**WHAT THIS TASK INVOLVES:** Update the entries below by replacing each "arrow-up-icon" with "up-arrow-icon" and leaving every other character untouched.

**RAW RECORDS:**
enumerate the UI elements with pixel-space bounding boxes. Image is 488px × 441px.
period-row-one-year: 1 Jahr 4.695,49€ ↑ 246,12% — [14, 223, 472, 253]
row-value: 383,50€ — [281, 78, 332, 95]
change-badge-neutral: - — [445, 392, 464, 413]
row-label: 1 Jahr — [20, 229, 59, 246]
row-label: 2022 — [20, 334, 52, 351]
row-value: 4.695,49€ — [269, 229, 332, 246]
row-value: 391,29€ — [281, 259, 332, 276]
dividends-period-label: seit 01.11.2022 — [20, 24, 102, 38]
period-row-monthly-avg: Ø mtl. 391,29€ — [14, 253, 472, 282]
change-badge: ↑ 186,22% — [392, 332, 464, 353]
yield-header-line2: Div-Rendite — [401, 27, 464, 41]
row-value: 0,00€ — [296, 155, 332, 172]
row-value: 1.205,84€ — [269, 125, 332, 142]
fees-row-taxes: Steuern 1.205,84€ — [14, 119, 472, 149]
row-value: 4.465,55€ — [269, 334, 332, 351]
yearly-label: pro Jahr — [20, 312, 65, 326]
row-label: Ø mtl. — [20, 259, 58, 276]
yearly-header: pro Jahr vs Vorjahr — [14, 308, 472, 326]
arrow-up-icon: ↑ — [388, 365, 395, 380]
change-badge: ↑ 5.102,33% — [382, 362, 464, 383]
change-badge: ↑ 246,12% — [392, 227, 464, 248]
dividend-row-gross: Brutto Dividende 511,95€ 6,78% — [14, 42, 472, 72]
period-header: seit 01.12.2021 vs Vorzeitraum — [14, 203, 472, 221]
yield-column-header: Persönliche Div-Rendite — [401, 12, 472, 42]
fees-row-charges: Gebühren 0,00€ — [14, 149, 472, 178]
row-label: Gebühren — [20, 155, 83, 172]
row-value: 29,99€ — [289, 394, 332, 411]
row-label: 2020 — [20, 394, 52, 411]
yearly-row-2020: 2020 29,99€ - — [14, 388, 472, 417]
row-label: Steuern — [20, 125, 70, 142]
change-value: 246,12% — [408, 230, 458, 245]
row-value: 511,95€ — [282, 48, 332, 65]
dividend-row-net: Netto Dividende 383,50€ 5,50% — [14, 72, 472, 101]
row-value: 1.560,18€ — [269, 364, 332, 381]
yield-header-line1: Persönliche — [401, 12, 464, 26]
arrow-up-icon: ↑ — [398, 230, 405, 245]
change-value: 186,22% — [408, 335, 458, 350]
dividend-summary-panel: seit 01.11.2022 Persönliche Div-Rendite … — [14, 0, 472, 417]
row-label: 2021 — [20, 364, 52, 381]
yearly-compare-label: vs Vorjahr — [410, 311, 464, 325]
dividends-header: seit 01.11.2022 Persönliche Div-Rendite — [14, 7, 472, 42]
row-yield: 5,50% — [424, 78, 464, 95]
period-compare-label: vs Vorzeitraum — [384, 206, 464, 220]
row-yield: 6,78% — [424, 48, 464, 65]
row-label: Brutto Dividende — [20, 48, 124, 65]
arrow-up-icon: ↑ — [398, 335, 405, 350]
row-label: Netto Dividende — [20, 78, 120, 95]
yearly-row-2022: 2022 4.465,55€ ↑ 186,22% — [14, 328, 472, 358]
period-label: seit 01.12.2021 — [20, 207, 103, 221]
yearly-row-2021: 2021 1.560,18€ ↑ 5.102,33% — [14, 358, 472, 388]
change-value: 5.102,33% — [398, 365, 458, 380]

**FULL SOLUTION:**
enumerate the UI elements with pixel-space bounding boxes. Image is 488px × 441px.
period-row-one-year: 1 Jahr 4.695,49€ ↑ 246,12% — [14, 223, 472, 253]
row-value: 383,50€ — [281, 78, 332, 95]
change-badge-neutral: - — [445, 392, 464, 413]
row-label: 1 Jahr — [20, 229, 59, 246]
row-label: 2022 — [20, 334, 52, 351]
row-value: 4.695,49€ — [269, 229, 332, 246]
row-value: 391,29€ — [281, 259, 332, 276]
dividends-period-label: seit 01.11.2022 — [20, 24, 102, 38]
period-row-monthly-avg: Ø mtl. 391,29€ — [14, 253, 472, 282]
change-badge: ↑ 186,22% — [392, 332, 464, 353]
yield-header-line2: Div-Rendite — [401, 27, 464, 41]
row-value: 0,00€ — [296, 155, 332, 172]
row-value: 1.205,84€ — [269, 125, 332, 142]
fees-row-taxes: Steuern 1.205,84€ — [14, 119, 472, 149]
row-value: 4.465,55€ — [269, 334, 332, 351]
yearly-label: pro Jahr — [20, 312, 65, 326]
row-label: Ø mtl. — [20, 259, 58, 276]
yearly-header: pro Jahr vs Vorjahr — [14, 308, 472, 326]
up-arrow-icon: ↑ — [388, 365, 395, 380]
change-badge: ↑ 5.102,33% — [382, 362, 464, 383]
change-badge: ↑ 246,12% — [392, 227, 464, 248]
dividend-row-gross: Brutto Dividende 511,95€ 6,78% — [14, 42, 472, 72]
period-header: seit 01.12.2021 vs Vorzeitraum — [14, 203, 472, 221]
yield-column-header: Persönliche Div-Rendite — [401, 12, 472, 42]
fees-row-charges: Gebühren 0,00€ — [14, 149, 472, 178]
row-label: Gebühren — [20, 155, 83, 172]
row-value: 29,99€ — [289, 394, 332, 411]
row-label: 2020 — [20, 394, 52, 411]
yearly-row-2020: 2020 29,99€ - — [14, 388, 472, 417]
row-label: Steuern — [20, 125, 70, 142]
change-value: 246,12% — [408, 230, 458, 245]
row-value: 511,95€ — [282, 48, 332, 65]
dividend-row-net: Netto Dividende 383,50€ 5,50% — [14, 72, 472, 101]
row-value: 1.560,18€ — [269, 364, 332, 381]
yield-header-line1: Persönliche — [401, 12, 464, 26]
up-arrow-icon: ↑ — [398, 230, 405, 245]
change-value: 186,22% — [408, 335, 458, 350]
dividend-summary-panel: seit 01.11.2022 Persönliche Div-Rendite … — [14, 0, 472, 417]
row-label: 2021 — [20, 364, 52, 381]
yearly-compare-label: vs Vorjahr — [410, 311, 464, 325]
dividends-header: seit 01.11.2022 Persönliche Div-Rendite — [14, 7, 472, 42]
row-yield: 5,50% — [424, 78, 464, 95]
period-compare-label: vs Vorzeitraum — [384, 206, 464, 220]
row-yield: 6,78% — [424, 48, 464, 65]
row-label: Brutto Dividende — [20, 48, 124, 65]
up-arrow-icon: ↑ — [398, 335, 405, 350]
row-label: Netto Dividende — [20, 78, 120, 95]
yearly-row-2022: 2022 4.465,55€ ↑ 186,22% — [14, 328, 472, 358]
period-label: seit 01.12.2021 — [20, 207, 103, 221]
yearly-row-2021: 2021 1.560,18€ ↑ 5.102,33% — [14, 358, 472, 388]
change-value: 5.102,33% — [398, 365, 458, 380]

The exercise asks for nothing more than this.